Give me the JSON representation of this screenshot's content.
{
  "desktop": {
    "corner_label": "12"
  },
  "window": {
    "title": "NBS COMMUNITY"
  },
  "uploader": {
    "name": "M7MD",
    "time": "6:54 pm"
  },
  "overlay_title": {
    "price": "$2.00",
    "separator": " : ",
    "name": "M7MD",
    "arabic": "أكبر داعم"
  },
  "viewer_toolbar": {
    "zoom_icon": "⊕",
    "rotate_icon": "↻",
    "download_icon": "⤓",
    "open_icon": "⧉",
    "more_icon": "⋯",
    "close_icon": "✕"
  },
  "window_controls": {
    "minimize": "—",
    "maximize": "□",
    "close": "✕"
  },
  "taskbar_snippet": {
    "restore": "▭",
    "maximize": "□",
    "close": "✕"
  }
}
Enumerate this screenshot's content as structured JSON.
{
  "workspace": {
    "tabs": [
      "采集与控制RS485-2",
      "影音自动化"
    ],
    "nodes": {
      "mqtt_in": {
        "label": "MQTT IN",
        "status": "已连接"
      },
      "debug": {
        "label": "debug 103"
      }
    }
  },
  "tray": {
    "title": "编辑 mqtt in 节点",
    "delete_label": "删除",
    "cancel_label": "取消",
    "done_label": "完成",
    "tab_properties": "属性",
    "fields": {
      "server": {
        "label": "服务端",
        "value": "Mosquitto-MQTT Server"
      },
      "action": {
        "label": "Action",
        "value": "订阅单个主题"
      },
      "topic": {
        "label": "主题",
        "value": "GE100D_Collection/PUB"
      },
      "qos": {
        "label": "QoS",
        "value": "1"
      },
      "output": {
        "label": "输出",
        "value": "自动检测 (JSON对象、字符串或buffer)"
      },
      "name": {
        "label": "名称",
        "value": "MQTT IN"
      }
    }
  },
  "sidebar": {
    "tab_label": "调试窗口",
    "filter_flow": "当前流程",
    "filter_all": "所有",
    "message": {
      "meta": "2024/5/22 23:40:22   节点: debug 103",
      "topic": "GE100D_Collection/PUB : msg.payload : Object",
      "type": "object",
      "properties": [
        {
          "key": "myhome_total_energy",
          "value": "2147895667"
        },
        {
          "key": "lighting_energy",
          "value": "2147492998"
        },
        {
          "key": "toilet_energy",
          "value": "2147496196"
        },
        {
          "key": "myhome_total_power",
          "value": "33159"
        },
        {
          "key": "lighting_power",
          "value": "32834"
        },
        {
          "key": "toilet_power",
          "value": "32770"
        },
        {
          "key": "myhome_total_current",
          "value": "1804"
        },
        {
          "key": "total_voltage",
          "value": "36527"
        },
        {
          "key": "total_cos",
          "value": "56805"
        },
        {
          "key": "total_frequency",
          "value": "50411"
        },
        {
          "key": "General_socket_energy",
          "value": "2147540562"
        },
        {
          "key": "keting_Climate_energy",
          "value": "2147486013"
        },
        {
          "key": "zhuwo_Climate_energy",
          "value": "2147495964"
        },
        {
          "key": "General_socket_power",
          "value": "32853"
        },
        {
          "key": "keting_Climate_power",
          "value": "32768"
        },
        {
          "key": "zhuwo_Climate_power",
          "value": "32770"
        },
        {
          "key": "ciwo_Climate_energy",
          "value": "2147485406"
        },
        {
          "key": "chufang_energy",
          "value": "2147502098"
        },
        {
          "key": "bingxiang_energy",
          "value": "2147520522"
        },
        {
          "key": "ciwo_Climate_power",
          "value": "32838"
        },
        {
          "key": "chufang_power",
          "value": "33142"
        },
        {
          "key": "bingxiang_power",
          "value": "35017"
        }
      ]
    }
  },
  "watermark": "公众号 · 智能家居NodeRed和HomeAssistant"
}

* * * * *

> _Aim of the task_
Out of the material above, select every line that holds the string "this".

> _Correct response_
Give me the JSON representation of this screenshot's content.
Enumerate this screenshot's content as structured JSON.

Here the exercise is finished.